### Exercise aim
Count every line in the entries that follow where the word "reject" appears, then state only the total.

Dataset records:
* start *

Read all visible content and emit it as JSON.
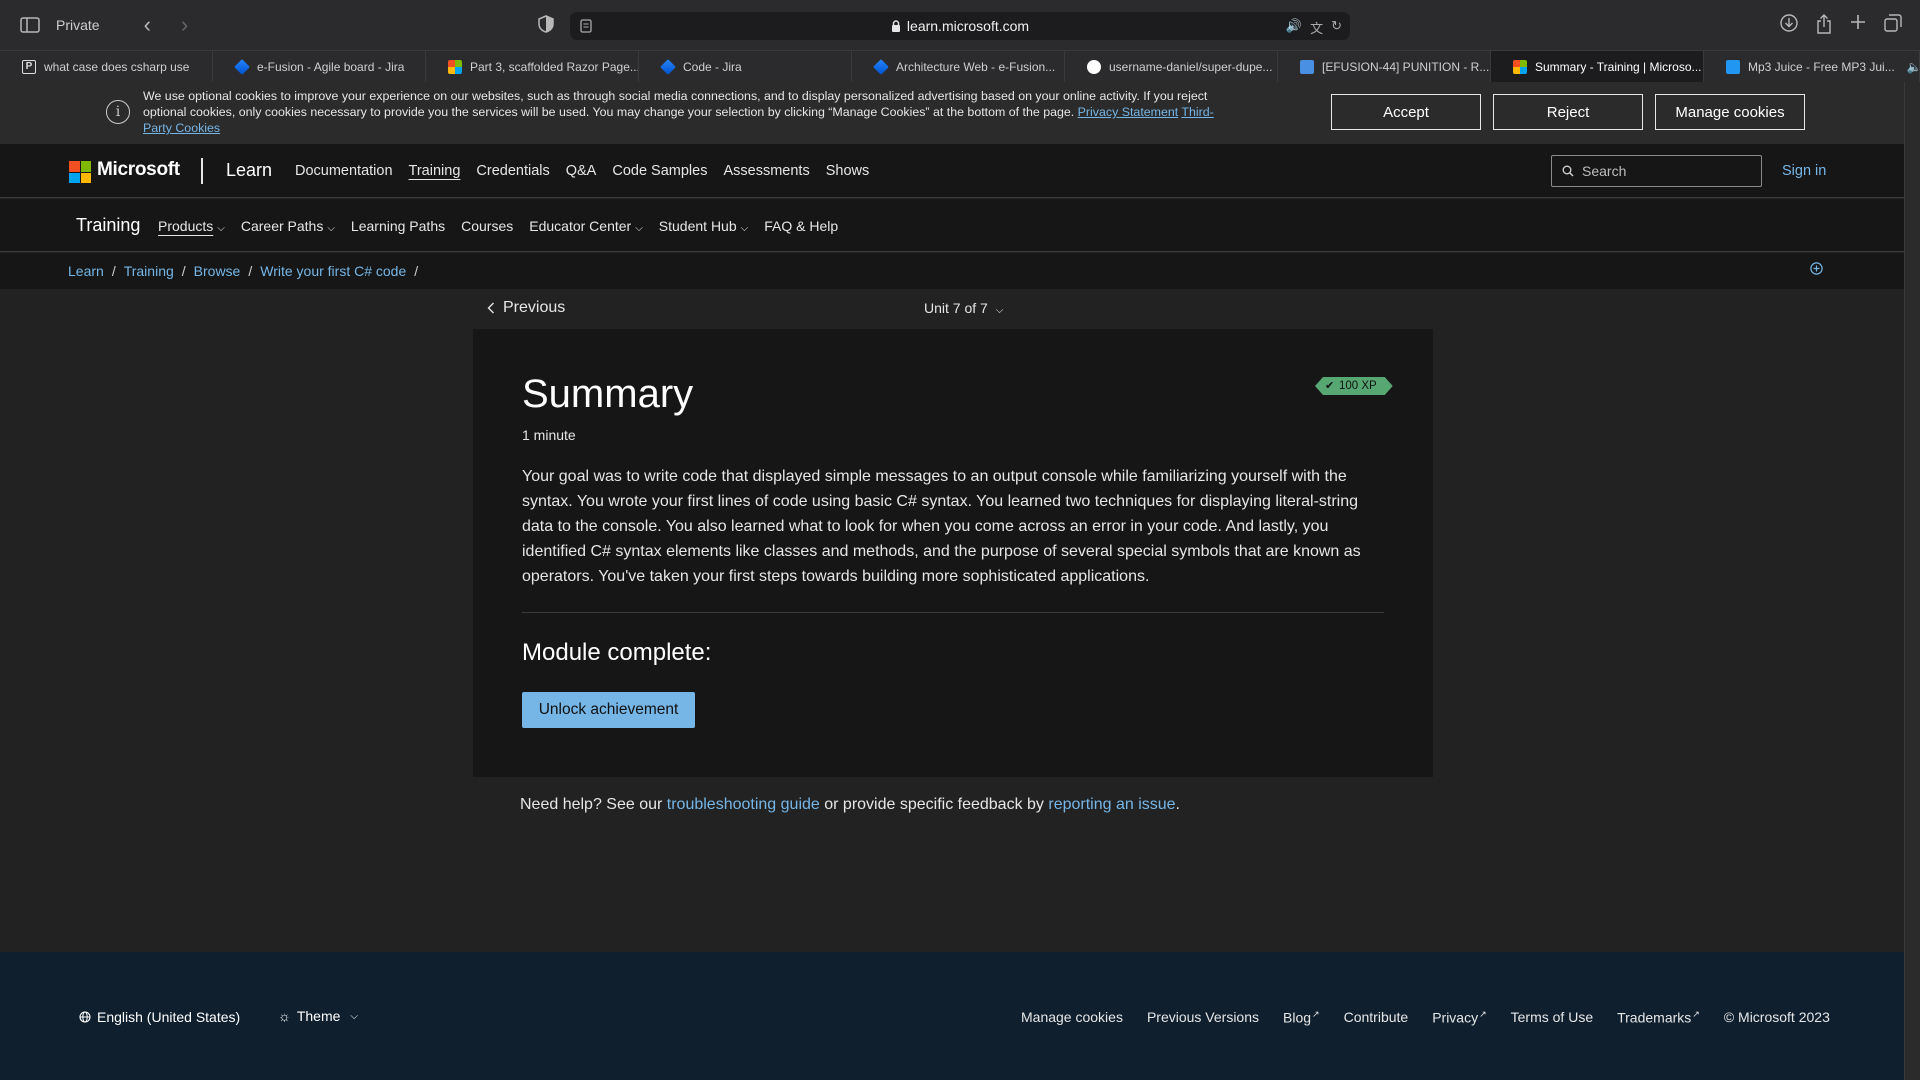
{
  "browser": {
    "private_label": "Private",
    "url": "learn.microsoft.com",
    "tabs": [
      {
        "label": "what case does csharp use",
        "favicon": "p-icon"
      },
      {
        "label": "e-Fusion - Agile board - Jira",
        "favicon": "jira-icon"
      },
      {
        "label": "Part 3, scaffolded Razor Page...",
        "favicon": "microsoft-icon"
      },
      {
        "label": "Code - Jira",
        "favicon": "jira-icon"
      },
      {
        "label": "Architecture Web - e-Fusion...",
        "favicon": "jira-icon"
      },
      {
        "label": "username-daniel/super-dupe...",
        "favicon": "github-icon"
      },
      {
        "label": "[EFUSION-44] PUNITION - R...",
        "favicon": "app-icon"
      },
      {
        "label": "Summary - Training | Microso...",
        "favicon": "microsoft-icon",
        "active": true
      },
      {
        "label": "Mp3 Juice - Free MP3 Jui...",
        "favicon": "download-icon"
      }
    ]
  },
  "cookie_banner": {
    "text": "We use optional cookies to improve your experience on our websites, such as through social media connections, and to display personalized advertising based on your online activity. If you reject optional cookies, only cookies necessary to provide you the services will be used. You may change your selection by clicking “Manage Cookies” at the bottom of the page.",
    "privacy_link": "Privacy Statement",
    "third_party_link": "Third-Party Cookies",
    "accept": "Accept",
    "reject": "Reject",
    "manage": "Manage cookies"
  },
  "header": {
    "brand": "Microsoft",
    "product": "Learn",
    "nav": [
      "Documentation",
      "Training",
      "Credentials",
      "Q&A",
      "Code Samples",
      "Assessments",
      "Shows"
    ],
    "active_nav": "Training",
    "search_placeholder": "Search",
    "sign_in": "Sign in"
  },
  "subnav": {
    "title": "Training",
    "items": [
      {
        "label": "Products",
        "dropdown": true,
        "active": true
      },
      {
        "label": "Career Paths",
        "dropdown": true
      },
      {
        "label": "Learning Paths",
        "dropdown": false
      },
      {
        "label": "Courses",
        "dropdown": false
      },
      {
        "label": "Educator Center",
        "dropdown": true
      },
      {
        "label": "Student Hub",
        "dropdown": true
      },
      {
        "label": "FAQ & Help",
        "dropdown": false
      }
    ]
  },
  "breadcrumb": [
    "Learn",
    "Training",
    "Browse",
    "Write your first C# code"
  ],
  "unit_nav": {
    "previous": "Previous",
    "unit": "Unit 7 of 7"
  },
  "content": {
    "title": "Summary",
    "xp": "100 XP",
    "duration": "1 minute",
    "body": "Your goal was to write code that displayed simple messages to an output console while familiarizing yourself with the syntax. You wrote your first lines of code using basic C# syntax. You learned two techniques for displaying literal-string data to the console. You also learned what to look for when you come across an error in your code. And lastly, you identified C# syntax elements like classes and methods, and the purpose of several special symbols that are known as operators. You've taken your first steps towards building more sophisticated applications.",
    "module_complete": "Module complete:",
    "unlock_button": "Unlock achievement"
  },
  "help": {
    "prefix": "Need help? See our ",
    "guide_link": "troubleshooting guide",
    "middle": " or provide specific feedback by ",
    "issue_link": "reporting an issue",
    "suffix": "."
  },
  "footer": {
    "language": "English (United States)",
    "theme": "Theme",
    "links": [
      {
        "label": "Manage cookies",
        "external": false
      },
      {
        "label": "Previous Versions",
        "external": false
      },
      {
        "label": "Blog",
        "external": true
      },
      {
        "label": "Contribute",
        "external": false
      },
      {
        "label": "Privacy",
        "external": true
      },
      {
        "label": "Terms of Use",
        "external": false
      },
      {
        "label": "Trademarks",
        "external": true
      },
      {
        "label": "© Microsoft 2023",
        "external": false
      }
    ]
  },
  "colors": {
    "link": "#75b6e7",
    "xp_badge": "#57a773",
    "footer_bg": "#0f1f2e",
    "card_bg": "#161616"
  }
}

* end *

### Solved problem
2